PROBLEM ▸ Bring together all lines of the material below that contain the string "image".

MATERIALS PROVIDED ▸

• • •

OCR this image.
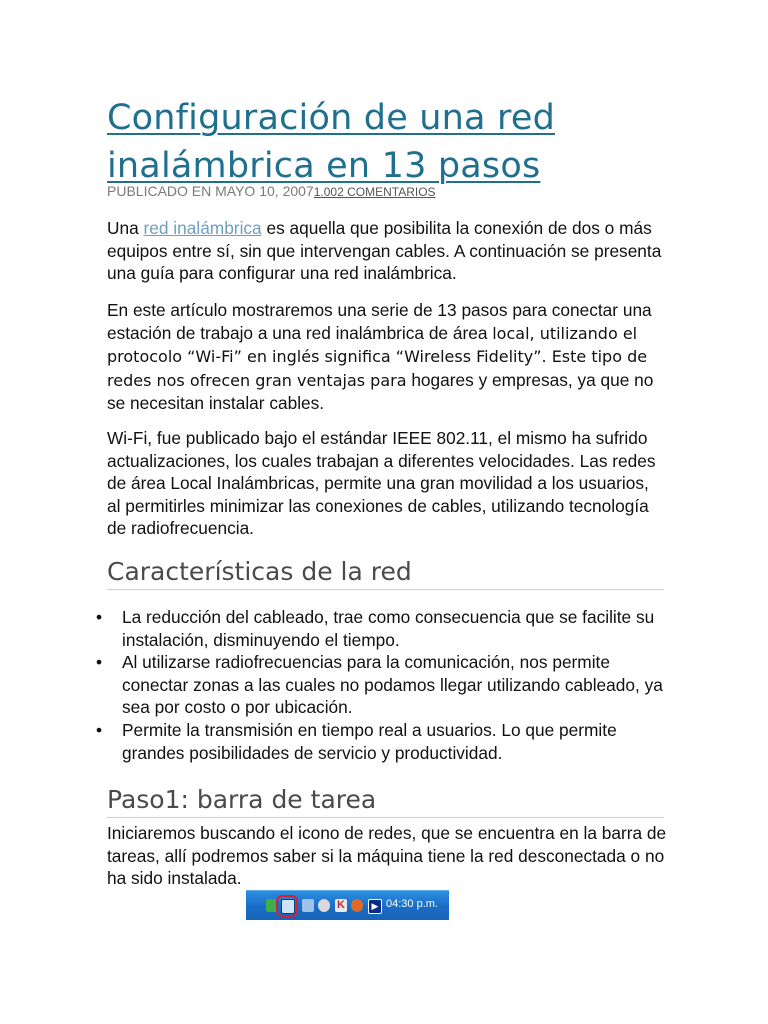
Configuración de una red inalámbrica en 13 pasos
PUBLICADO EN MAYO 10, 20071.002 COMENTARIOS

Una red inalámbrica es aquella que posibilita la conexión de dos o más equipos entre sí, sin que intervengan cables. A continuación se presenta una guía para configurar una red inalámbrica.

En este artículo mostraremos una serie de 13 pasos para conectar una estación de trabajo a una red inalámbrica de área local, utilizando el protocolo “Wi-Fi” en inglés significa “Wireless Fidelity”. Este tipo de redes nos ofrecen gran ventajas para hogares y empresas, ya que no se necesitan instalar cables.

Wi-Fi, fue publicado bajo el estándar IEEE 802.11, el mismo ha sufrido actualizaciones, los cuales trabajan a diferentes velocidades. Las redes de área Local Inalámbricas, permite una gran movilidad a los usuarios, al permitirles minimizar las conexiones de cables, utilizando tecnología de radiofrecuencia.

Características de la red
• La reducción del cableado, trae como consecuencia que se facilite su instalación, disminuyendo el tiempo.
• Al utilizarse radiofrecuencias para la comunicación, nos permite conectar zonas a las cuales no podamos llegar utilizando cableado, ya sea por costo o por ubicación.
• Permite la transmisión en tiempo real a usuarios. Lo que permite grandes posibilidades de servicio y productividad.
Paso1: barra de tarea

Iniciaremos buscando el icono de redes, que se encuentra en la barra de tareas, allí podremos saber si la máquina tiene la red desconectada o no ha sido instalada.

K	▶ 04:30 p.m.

• • •

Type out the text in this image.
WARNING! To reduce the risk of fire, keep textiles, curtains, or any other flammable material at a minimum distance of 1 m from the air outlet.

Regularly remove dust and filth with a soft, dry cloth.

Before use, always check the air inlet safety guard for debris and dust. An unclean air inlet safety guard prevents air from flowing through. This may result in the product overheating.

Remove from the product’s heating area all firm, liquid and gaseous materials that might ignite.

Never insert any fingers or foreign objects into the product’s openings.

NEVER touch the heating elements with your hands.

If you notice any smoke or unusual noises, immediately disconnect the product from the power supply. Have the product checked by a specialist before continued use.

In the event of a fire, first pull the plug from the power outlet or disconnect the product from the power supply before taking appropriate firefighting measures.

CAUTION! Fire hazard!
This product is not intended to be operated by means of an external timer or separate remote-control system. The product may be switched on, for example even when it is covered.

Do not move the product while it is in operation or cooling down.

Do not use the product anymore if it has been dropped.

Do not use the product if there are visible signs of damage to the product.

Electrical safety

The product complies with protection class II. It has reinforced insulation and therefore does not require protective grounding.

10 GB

• • •

EXERCISE OUTPUT ▸
OCR this image.
Type out the text in this image.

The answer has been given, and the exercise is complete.